* _Records excerpted from a collection_:

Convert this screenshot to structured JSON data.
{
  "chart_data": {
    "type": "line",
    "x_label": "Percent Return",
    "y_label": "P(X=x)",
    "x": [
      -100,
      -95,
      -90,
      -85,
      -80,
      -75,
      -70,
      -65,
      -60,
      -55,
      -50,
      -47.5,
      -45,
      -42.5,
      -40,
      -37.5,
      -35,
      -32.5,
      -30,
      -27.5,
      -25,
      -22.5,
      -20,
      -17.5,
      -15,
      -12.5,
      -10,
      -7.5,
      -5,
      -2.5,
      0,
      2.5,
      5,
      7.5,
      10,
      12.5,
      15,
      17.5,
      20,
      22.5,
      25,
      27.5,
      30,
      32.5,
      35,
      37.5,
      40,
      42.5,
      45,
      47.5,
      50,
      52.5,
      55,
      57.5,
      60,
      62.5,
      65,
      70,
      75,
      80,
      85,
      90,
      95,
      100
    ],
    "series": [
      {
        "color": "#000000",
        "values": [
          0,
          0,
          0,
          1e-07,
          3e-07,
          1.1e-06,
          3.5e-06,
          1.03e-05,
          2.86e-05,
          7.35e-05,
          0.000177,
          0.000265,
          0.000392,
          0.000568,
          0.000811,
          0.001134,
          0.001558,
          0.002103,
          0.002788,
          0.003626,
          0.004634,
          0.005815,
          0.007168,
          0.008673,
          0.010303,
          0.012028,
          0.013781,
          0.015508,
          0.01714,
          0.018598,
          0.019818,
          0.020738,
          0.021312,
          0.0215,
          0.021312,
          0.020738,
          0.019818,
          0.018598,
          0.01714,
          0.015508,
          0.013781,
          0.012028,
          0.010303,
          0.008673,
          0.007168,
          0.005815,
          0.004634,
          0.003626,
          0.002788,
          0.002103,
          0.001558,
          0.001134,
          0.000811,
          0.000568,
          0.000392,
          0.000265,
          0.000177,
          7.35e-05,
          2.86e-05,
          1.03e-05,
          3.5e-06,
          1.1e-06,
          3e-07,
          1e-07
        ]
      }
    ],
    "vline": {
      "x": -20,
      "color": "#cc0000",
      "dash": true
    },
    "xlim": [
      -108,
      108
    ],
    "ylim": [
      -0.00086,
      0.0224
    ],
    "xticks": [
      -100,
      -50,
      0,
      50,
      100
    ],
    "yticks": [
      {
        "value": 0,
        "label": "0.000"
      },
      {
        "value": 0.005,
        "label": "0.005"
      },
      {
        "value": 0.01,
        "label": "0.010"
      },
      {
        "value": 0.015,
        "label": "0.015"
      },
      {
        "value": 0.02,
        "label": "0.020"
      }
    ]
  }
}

* _SHORT EXERCISE_: Your task is to extract all of the records exactly.

* _COMPLETE RESPONSE_:
Convert this screenshot to structured JSON data.
{
  "chart_data": {
    "type": "line",
    "x_label": "Percent Return",
    "y_label": "P(X=x)",
    "x": [
      -100,
      -95,
      -90,
      -85,
      -80,
      -75,
      -70,
      -65,
      -60,
      -55,
      -50,
      -47.5,
      -45,
      -42.5,
      -40,
      -37.5,
      -35,
      -32.5,
      -30,
      -27.5,
      -25,
      -22.5,
      -20,
      -17.5,
      -15,
      -12.5,
      -10,
      -7.5,
      -5,
      -2.5,
      0,
      2.5,
      5,
      7.5,
      10,
      12.5,
      15,
      17.5,
      20,
      22.5,
      25,
      27.5,
      30,
      32.5,
      35,
      37.5,
      40,
      42.5,
      45,
      47.5,
      50,
      52.5,
      55,
      57.5,
      60,
      62.5,
      65,
      70,
      75,
      80,
      85,
      90,
      95,
      100
    ],
    "series": [
      {
        "color": "#000000",
        "values": [
          0,
          0,
          0,
          1e-07,
          3e-07,
          1.1e-06,
          3.5e-06,
          1.03e-05,
          2.86e-05,
          7.35e-05,
          0.000177,
          0.000265,
          0.000392,
          0.000568,
          0.000811,
          0.001134,
          0.001558,
          0.002103,
          0.002788,
          0.003626,
          0.004634,
          0.005815,
          0.007168,
          0.008673,
          0.010303,
          0.012028,
          0.013781,
          0.015508,
          0.01714,
          0.018598,
          0.019818,
          0.020738,
          0.021312,
          0.0215,
          0.021312,
          0.020738,
          0.019818,
          0.018598,
          0.01714,
          0.015508,
          0.013781,
          0.012028,
          0.010303,
          0.008673,
          0.007168,
          0.005815,
          0.004634,
          0.003626,
          0.002788,
          0.002103,
          0.001558,
          0.001134,
          0.000811,
          0.000568,
          0.000392,
          0.000265,
          0.000177,
          7.35e-05,
          2.86e-05,
          1.03e-05,
          3.5e-06,
          1.1e-06,
          3e-07,
          1e-07
        ]
      }
    ],
    "vline": {
      "x": -20,
      "color": "#cc0000",
      "dash": true
    },
    "xlim": [
      -108,
      108
    ],
    "ylim": [
      -0.00086,
      0.0224
    ],
    "xticks": [
      -100,
      -50,
      0,
      50,
      100
    ],
    "yticks": [
      {
        "value": 0,
        "label": "0.000"
      },
      {
        "value": 0.005,
        "label": "0.005"
      },
      {
        "value": 0.01,
        "label": "0.010"
      },
      {
        "value": 0.015,
        "label": "0.015"
      },
      {
        "value": 0.02,
        "label": "0.020"
      }
    ]
  }
}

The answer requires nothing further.